## start Listed records
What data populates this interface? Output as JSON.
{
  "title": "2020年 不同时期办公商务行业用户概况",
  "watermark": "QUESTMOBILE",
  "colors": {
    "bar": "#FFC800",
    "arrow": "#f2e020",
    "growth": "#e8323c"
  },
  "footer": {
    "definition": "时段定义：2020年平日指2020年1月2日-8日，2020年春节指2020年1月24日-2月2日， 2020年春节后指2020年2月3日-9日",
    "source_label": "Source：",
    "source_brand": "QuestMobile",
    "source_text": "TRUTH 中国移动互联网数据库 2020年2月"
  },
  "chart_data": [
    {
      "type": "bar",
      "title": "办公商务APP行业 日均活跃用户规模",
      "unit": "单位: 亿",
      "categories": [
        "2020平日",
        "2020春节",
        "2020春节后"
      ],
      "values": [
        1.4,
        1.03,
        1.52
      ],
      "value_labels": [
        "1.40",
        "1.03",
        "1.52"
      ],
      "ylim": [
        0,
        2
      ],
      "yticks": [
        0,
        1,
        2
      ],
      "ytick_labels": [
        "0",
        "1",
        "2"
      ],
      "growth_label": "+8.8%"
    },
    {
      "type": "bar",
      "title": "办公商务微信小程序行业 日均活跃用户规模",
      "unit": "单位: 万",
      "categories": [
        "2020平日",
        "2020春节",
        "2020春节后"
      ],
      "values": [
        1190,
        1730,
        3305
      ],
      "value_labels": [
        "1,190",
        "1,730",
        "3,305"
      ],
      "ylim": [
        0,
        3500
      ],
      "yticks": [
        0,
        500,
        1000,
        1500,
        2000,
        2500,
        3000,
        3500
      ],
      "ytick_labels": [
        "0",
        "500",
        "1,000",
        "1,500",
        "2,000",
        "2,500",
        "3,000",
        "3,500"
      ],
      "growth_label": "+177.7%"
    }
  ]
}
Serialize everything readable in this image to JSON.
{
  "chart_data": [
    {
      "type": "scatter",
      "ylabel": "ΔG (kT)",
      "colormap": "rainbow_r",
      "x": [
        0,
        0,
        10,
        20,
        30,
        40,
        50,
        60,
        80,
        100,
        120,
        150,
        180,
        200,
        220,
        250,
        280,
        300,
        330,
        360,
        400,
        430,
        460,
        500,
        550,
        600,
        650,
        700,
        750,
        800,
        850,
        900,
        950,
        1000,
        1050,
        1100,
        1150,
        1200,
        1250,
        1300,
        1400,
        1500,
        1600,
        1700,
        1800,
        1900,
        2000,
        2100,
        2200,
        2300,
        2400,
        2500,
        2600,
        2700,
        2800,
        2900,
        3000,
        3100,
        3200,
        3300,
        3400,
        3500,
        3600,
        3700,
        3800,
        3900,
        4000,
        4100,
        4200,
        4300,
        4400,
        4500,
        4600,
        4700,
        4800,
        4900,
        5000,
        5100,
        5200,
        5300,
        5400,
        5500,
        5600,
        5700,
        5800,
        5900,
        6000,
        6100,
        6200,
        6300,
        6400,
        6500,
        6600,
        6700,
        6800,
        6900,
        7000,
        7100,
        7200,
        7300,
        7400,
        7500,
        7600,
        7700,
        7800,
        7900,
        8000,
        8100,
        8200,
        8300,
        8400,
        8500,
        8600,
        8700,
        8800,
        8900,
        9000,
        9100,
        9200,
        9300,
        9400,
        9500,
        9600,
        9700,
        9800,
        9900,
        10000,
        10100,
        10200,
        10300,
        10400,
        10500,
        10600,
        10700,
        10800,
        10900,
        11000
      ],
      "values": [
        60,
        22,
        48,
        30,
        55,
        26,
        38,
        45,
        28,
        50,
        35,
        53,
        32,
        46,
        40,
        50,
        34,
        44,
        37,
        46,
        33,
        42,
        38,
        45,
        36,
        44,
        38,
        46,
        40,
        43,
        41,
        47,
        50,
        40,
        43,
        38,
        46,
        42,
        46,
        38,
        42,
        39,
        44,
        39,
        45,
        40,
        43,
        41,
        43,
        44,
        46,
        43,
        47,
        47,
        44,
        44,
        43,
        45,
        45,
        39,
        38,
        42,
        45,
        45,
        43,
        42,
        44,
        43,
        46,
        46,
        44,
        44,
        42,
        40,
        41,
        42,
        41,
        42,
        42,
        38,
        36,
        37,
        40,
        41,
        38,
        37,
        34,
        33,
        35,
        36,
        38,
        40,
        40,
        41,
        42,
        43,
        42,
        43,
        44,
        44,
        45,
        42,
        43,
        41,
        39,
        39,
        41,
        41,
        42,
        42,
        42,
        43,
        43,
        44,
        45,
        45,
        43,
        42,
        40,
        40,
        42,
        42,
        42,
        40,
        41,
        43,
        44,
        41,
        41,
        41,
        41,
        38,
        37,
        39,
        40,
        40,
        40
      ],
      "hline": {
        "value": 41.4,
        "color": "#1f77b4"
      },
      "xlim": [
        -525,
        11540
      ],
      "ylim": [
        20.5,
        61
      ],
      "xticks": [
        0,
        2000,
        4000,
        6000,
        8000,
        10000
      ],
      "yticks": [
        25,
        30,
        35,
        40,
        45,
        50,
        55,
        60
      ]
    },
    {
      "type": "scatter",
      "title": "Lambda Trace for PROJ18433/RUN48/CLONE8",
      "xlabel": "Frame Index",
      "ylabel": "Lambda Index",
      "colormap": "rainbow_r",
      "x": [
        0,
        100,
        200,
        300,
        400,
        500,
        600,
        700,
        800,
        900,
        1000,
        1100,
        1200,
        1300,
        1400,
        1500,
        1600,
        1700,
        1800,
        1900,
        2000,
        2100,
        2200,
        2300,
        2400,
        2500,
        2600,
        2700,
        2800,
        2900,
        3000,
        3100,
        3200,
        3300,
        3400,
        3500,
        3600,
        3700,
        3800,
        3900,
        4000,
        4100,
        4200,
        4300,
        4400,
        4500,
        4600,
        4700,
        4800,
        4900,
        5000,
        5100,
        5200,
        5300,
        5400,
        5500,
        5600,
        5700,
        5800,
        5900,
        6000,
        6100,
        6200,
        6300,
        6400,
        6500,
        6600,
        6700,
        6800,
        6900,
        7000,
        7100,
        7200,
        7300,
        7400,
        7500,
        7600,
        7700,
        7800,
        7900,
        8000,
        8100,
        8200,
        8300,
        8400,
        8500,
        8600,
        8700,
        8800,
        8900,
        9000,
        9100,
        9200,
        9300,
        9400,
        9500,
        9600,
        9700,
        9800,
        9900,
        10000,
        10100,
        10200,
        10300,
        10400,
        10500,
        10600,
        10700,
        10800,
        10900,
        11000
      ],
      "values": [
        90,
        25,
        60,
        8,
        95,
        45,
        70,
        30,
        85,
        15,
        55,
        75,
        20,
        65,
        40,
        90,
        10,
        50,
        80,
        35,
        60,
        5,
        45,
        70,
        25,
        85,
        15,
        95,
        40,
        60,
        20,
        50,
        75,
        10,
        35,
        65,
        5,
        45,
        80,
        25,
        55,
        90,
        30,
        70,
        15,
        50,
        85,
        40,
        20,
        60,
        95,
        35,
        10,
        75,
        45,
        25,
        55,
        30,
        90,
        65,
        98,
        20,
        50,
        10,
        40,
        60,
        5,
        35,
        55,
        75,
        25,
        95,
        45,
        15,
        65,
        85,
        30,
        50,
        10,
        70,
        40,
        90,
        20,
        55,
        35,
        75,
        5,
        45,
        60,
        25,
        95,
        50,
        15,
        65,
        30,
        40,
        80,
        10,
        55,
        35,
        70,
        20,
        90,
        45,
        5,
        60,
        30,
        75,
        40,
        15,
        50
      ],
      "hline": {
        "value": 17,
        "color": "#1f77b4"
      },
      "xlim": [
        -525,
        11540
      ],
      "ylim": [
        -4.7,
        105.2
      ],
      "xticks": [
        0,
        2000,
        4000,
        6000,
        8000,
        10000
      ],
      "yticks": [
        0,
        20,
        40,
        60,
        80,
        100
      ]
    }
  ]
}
## end Listed records
Show every line from the listing above in which the string "Lambda" appears.

» **Written response**:
      "title": "Lambda Trace for PROJ18433/RUN48/CLONE8",
      "ylabel": "Lambda Index",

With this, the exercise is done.